__PROBLEM REQUIREMENTS__
In the listing below, locate the lines bearing the word "compound". Copy every one of them.

-- start of ENTRIES SUPPLIED --

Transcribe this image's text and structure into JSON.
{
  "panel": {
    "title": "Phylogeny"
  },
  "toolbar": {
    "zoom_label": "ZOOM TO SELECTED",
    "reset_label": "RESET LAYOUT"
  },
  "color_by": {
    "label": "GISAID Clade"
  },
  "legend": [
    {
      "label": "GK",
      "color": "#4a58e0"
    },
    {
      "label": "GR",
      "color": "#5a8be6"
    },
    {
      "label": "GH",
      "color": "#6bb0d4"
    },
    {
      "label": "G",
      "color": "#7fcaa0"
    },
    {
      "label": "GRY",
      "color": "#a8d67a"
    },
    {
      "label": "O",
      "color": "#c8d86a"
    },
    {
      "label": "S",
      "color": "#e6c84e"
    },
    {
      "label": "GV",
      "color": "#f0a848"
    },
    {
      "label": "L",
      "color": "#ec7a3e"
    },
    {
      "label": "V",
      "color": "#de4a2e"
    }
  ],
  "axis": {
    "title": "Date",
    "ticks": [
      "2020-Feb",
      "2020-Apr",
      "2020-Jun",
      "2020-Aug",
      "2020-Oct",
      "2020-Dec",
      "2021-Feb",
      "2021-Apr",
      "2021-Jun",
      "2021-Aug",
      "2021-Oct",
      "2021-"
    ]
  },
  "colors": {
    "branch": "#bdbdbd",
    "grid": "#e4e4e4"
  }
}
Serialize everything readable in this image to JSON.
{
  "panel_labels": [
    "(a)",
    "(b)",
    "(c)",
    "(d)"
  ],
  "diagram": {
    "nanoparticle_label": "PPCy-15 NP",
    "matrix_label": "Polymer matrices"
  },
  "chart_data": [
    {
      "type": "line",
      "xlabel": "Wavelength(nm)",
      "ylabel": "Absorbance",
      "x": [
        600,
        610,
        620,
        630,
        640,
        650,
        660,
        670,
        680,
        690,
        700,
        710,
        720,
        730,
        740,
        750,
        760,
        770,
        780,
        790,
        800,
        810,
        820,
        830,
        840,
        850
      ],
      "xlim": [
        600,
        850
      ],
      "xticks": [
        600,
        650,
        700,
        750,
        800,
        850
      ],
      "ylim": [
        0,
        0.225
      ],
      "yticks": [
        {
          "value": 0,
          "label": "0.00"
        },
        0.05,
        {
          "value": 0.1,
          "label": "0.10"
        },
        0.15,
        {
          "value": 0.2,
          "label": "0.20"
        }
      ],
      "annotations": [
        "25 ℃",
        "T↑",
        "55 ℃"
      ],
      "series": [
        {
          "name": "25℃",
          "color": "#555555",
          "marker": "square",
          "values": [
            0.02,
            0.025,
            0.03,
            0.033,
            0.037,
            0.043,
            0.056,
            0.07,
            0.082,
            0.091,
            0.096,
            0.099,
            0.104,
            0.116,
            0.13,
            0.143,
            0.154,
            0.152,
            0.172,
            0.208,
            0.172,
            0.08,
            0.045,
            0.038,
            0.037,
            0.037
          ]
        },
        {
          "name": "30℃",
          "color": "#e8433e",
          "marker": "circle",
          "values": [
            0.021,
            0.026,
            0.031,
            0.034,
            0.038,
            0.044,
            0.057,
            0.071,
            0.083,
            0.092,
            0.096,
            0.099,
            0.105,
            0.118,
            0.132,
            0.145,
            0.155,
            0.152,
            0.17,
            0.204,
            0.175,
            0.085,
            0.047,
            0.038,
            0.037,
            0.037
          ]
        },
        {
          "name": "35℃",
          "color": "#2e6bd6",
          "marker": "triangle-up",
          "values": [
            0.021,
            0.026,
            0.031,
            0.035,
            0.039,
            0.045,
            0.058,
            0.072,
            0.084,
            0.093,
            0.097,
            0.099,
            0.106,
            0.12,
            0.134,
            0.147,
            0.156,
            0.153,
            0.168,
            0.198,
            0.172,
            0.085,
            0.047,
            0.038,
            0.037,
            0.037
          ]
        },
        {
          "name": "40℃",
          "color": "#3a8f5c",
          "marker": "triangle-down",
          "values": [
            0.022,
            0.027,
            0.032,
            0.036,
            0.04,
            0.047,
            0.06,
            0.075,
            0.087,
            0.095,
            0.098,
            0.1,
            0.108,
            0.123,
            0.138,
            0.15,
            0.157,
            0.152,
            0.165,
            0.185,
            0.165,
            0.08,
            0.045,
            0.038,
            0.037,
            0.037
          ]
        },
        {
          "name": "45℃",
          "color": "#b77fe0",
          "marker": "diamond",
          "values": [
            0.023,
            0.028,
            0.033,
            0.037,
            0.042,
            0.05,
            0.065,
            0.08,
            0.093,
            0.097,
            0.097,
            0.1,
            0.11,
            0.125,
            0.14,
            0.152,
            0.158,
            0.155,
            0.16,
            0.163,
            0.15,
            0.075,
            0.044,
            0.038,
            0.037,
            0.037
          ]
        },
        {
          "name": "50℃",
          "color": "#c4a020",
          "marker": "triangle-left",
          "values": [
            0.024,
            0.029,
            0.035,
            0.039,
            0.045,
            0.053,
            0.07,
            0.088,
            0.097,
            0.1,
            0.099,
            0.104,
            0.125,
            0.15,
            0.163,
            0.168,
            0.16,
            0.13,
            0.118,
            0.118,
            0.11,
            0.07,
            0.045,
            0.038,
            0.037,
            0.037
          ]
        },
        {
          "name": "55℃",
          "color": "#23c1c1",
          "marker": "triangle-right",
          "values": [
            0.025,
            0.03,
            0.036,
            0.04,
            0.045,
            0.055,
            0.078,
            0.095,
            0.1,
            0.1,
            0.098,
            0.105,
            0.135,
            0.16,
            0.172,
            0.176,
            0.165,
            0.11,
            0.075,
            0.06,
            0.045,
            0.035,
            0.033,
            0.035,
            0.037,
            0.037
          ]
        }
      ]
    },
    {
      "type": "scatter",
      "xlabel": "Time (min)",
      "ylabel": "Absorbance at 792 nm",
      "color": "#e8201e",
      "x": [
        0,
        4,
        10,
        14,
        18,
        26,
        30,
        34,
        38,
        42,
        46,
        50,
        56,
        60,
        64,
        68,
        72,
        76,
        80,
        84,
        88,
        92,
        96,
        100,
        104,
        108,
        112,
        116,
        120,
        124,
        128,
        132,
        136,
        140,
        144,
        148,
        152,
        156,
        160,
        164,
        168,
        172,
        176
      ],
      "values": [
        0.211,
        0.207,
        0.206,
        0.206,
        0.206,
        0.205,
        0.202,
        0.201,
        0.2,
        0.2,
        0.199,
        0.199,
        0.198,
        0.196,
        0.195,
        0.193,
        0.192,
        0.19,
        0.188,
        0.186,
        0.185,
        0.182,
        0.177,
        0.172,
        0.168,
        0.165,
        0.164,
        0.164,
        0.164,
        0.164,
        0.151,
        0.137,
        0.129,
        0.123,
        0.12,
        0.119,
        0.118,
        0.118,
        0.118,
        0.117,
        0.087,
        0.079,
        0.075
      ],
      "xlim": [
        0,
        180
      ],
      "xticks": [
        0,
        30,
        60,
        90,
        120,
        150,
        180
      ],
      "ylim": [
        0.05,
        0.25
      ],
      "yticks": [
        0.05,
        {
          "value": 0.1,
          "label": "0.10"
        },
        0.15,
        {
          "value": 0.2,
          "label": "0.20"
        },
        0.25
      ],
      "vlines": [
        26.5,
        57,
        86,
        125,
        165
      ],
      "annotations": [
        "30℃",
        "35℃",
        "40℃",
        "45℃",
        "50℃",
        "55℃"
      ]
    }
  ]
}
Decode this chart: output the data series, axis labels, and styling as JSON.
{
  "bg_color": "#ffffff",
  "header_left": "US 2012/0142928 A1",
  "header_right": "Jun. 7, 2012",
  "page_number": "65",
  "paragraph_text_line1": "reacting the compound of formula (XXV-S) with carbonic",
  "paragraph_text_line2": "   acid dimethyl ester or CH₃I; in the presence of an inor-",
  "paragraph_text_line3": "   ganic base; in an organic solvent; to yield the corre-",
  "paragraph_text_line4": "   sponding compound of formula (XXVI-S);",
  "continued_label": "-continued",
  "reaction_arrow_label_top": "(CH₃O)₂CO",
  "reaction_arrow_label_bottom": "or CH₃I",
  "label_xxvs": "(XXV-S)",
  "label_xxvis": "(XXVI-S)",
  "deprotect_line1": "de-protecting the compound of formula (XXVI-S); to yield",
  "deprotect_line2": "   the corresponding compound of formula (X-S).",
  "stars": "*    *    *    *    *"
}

-- end of ENTRIES SUPPLIED --

__OUTPUT OF THE TASK__
  "paragraph_text_line1": "reacting the compound of formula (XXV-S) with carbonic",
  "paragraph_text_line4": "   sponding compound of formula (XXVI-S);",
  "deprotect_line1": "de-protecting the compound of formula (XXVI-S); to yield",
  "deprotect_line2": "   the corresponding compound of formula (X-S).",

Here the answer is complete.